→ PROBLEM DETAILS
Scan the entries below and extract each line with the word "carcasa" in it.

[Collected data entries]
_ _ _

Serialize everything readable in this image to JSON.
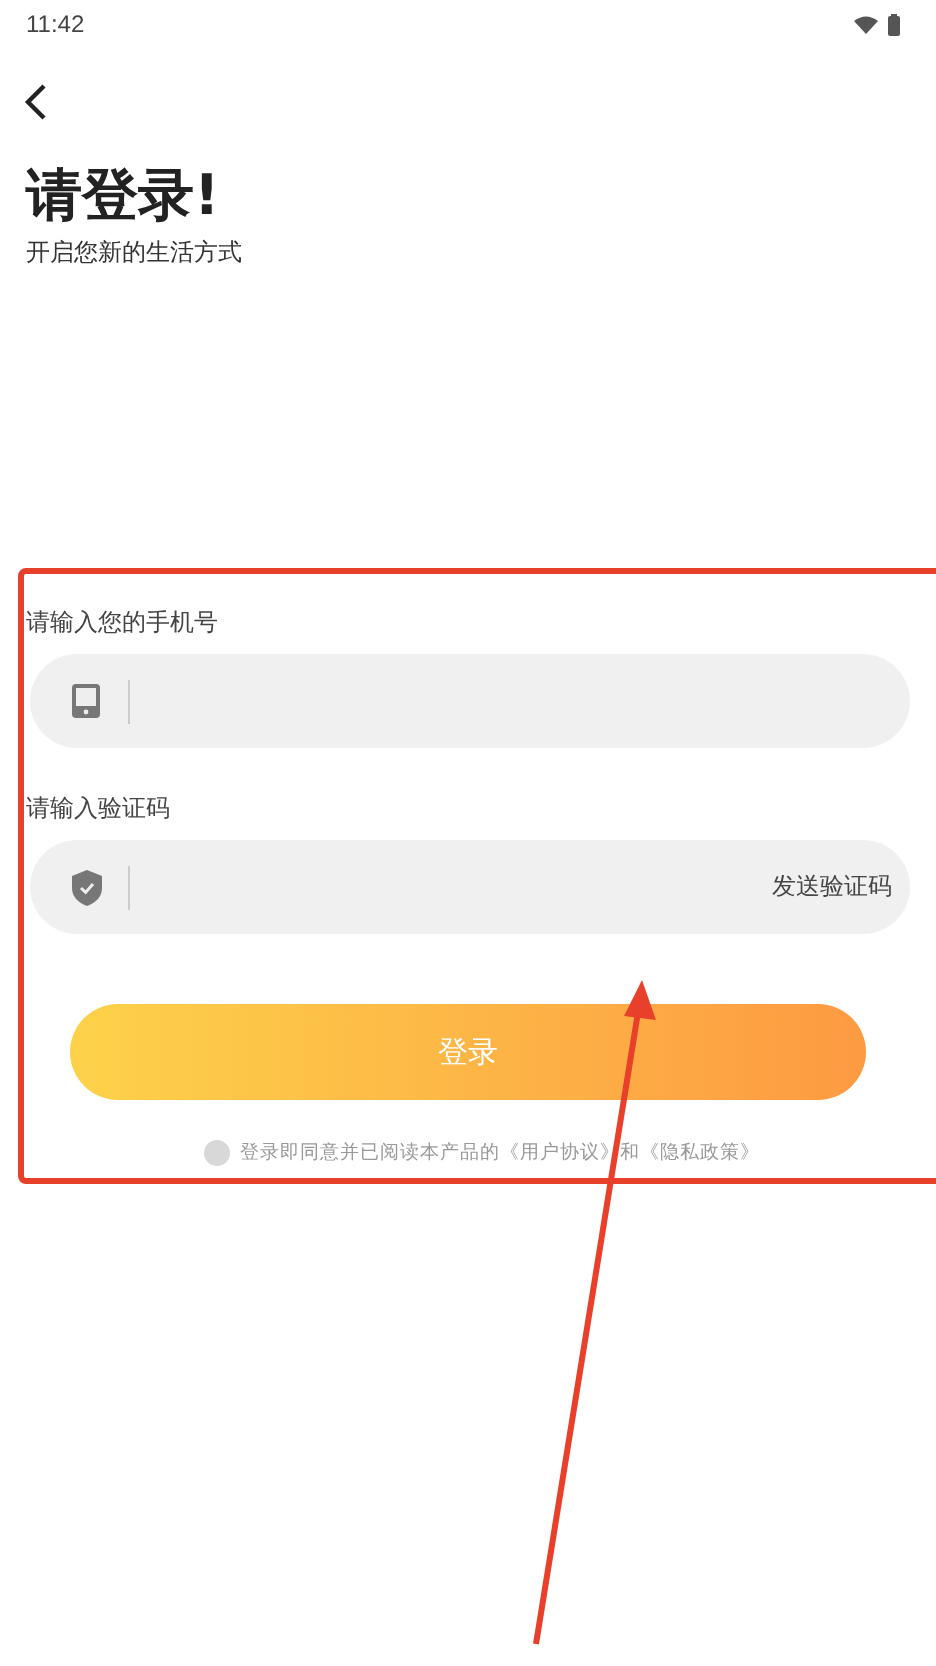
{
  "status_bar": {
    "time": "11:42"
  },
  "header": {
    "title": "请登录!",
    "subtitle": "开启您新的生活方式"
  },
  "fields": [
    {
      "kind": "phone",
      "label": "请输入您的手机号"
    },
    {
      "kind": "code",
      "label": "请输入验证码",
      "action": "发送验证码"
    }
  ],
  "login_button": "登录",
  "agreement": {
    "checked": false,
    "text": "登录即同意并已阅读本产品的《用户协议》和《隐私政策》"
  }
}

_ _ _

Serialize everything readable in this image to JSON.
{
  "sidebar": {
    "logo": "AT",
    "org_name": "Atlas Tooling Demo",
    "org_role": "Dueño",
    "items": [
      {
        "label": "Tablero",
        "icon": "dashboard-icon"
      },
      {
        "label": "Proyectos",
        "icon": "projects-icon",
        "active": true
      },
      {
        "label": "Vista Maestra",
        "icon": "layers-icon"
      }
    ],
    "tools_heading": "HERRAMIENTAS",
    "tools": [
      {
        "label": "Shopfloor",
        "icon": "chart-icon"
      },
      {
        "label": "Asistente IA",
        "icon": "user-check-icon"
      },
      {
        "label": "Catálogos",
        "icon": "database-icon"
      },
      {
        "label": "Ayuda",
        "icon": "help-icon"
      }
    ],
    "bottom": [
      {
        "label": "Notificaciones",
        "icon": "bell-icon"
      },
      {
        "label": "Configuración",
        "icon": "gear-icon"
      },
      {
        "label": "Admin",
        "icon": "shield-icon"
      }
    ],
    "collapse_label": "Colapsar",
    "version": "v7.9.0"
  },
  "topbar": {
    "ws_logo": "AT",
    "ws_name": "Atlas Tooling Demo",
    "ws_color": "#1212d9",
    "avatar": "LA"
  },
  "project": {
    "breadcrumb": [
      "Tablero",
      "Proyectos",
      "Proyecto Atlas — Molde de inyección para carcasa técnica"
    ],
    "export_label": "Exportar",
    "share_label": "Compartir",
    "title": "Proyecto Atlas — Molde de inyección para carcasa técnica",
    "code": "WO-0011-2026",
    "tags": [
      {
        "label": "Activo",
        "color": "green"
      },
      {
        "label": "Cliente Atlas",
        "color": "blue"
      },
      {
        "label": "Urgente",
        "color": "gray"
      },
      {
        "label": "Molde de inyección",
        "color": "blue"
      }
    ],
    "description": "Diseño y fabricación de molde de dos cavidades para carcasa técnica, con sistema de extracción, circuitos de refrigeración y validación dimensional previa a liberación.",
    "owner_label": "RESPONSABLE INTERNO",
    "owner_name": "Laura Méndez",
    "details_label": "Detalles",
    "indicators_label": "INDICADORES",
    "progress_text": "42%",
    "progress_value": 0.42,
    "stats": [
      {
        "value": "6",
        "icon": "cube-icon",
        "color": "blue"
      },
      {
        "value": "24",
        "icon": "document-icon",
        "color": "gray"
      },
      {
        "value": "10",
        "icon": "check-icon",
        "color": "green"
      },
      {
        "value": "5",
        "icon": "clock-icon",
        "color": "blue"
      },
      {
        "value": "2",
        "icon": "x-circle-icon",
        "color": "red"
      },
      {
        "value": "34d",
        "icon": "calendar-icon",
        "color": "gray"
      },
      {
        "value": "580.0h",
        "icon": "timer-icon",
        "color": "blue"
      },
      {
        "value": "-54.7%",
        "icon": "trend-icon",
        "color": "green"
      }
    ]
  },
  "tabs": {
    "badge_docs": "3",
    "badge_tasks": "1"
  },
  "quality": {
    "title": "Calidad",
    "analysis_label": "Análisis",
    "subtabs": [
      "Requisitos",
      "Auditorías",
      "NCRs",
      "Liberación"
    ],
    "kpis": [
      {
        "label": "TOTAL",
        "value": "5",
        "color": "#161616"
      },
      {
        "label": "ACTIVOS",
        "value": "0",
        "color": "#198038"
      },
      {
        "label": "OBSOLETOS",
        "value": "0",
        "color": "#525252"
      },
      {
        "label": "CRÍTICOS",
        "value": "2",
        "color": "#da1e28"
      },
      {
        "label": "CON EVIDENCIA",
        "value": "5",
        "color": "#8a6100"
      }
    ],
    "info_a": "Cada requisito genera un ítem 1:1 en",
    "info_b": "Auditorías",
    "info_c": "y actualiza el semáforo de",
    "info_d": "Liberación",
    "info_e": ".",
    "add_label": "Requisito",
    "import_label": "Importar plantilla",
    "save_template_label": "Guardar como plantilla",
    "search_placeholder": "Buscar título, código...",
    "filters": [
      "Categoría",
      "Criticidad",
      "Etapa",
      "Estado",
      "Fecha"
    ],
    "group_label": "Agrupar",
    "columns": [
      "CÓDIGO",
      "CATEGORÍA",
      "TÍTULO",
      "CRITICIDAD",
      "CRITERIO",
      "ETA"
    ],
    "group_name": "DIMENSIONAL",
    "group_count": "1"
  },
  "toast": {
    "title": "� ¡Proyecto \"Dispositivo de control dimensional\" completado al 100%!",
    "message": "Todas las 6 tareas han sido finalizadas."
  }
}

_ _ _

→ CORRECT ANSWER
      "Proyecto Atlas — Molde de inyección para carcasa técnica"
    "title": "Proyecto Atlas — Molde de inyección para carcasa técnica",
    "description": "Diseño y fabricación de molde de dos cavidades para carcasa técnica, con sistema de extracción, circuitos de refrigeración y validación dimensional previa a liberación.",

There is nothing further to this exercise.